● Stated goal:
Copy every line from the records below that holds the word "Положения".

● Data section:

·····

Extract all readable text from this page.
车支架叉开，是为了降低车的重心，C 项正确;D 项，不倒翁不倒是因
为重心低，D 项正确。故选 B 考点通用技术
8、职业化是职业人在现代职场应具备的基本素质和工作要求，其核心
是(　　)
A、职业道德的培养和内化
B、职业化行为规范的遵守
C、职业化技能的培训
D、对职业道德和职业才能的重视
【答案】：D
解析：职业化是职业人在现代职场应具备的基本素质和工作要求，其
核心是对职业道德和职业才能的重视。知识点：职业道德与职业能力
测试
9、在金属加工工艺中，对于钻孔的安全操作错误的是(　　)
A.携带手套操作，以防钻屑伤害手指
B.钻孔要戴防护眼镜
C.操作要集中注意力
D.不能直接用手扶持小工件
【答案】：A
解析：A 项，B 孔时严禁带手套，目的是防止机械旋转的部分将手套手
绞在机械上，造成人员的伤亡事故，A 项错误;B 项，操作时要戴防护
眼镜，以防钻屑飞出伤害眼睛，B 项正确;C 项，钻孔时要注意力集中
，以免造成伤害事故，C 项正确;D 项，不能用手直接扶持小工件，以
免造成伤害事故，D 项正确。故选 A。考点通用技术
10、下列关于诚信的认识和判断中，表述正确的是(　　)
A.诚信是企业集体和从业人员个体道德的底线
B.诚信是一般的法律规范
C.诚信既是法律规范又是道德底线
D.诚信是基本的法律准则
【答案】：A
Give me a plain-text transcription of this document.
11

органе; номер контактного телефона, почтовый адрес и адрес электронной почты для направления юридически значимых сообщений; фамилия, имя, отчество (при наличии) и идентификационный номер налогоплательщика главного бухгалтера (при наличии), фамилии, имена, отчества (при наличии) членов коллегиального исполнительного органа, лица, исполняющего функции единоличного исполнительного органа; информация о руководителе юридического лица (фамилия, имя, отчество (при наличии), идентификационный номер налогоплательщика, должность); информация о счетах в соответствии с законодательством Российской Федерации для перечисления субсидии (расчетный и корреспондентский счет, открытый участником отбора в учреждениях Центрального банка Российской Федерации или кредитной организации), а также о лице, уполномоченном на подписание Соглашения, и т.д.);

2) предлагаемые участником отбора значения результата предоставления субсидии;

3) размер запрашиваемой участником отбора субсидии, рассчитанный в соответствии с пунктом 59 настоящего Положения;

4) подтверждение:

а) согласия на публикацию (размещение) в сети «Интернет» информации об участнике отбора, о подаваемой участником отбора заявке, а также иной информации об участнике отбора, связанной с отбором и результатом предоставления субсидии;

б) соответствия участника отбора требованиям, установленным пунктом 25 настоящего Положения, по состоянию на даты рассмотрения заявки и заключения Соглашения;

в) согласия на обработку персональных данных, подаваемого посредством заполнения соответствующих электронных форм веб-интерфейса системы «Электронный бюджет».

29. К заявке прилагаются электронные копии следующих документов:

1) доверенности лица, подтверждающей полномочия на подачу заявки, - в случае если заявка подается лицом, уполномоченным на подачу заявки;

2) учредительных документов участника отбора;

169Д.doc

·····

● Correct answer:
3) размер запрашиваемой участником отбора субсидии, рассчитанный в соответствии с пунктом 59 настоящего Положения;
б) соответствия участника отбора требованиям, установленным пунктом 25 настоящего Положения, по состоянию на даты рассмотрения заявки и заключения Соглашения;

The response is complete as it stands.